DIRECTIONS: Copy nothing but the text: reproduce each line of the listing exactly and leave the pictures out.

Data tied to figure images:
########

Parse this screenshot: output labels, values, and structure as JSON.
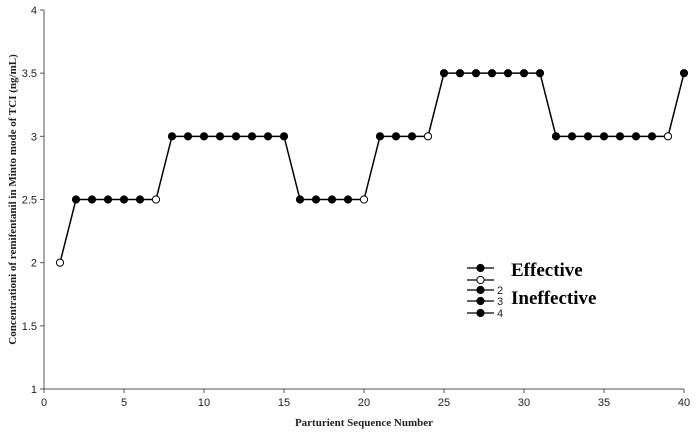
{
  "chart_data": {
    "type": "line",
    "xlabel": "Parturient Sequence Number",
    "ylabel": "Concentrationi of remifentanil in Minto mode of TCI (ng/mL)",
    "xlim": [
      0,
      40
    ],
    "ylim": [
      1,
      4
    ],
    "xticks": [
      "0",
      "5",
      "10",
      "15",
      "20",
      "25",
      "30",
      "35",
      "40"
    ],
    "yticks": [
      "1",
      "1.5",
      "2",
      "2.5",
      "3",
      "3.5",
      "4"
    ],
    "grid": false,
    "legend_position": "right",
    "legend": {
      "entries": [
        {
          "label": "Effective",
          "marker": "filled"
        },
        {
          "label": "",
          "marker": "open"
        },
        {
          "label": "2",
          "marker": "filled"
        },
        {
          "label": "3",
          "marker": "filled"
        },
        {
          "label": "4",
          "marker": "filled"
        }
      ],
      "ineffective_label": "Ineffective"
    },
    "x": [
      1,
      2,
      3,
      4,
      5,
      6,
      7,
      8,
      9,
      10,
      11,
      12,
      13,
      14,
      15,
      16,
      17,
      18,
      19,
      20,
      21,
      22,
      23,
      24,
      25,
      26,
      27,
      28,
      29,
      30,
      31,
      32,
      33,
      34,
      35,
      36,
      37,
      38,
      39,
      40
    ],
    "y": [
      2.0,
      2.5,
      2.5,
      2.5,
      2.5,
      2.5,
      2.5,
      3.0,
      3.0,
      3.0,
      3.0,
      3.0,
      3.0,
      3.0,
      3.0,
      2.5,
      2.5,
      2.5,
      2.5,
      2.5,
      3.0,
      3.0,
      3.0,
      3.0,
      3.5,
      3.5,
      3.5,
      3.5,
      3.5,
      3.5,
      3.5,
      3.0,
      3.0,
      3.0,
      3.0,
      3.0,
      3.0,
      3.0,
      3.0,
      3.5
    ],
    "effective": [
      false,
      true,
      true,
      true,
      true,
      true,
      false,
      true,
      true,
      true,
      true,
      true,
      true,
      true,
      true,
      true,
      true,
      true,
      true,
      false,
      true,
      true,
      true,
      false,
      true,
      true,
      true,
      true,
      true,
      true,
      true,
      true,
      true,
      true,
      true,
      true,
      true,
      true,
      false,
      true
    ],
    "colors": {
      "line": "#000000",
      "filled": "#000000",
      "open_fill": "#ffffff"
    }
  }
}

########

ANSWER BELOW:
Parse this screenshot: output labels, values, and structure as JSON.
{
  "chart_data": {
    "type": "line",
    "xlabel": "Parturient Sequence Number",
    "ylabel": "Concentrationi of remifentanil in Minto mode of TCI (ng/mL)",
    "xlim": [
      0,
      40
    ],
    "ylim": [
      1,
      4
    ],
    "xticks": [
      "0",
      "5",
      "10",
      "15",
      "20",
      "25",
      "30",
      "35",
      "40"
    ],
    "yticks": [
      "1",
      "1.5",
      "2",
      "2.5",
      "3",
      "3.5",
      "4"
    ],
    "grid": false,
    "legend_position": "right",
    "legend": {
      "entries": [
        {
          "label": "Effective",
          "marker": "filled"
        },
        {
          "label": "",
          "marker": "open"
        },
        {
          "label": "2",
          "marker": "filled"
        },
        {
          "label": "3",
          "marker": "filled"
        },
        {
          "label": "4",
          "marker": "filled"
        }
      ],
      "ineffective_label": "Ineffective"
    },
    "x": [
      1,
      2,
      3,
      4,
      5,
      6,
      7,
      8,
      9,
      10,
      11,
      12,
      13,
      14,
      15,
      16,
      17,
      18,
      19,
      20,
      21,
      22,
      23,
      24,
      25,
      26,
      27,
      28,
      29,
      30,
      31,
      32,
      33,
      34,
      35,
      36,
      37,
      38,
      39,
      40
    ],
    "y": [
      2.0,
      2.5,
      2.5,
      2.5,
      2.5,
      2.5,
      2.5,
      3.0,
      3.0,
      3.0,
      3.0,
      3.0,
      3.0,
      3.0,
      3.0,
      2.5,
      2.5,
      2.5,
      2.5,
      2.5,
      3.0,
      3.0,
      3.0,
      3.0,
      3.5,
      3.5,
      3.5,
      3.5,
      3.5,
      3.5,
      3.5,
      3.0,
      3.0,
      3.0,
      3.0,
      3.0,
      3.0,
      3.0,
      3.0,
      3.5
    ],
    "effective": [
      false,
      true,
      true,
      true,
      true,
      true,
      false,
      true,
      true,
      true,
      true,
      true,
      true,
      true,
      true,
      true,
      true,
      true,
      true,
      false,
      true,
      true,
      true,
      false,
      true,
      true,
      true,
      true,
      true,
      true,
      true,
      true,
      true,
      true,
      true,
      true,
      true,
      true,
      false,
      true
    ],
    "colors": {
      "line": "#000000",
      "filled": "#000000",
      "open_fill": "#ffffff"
    }
  }
}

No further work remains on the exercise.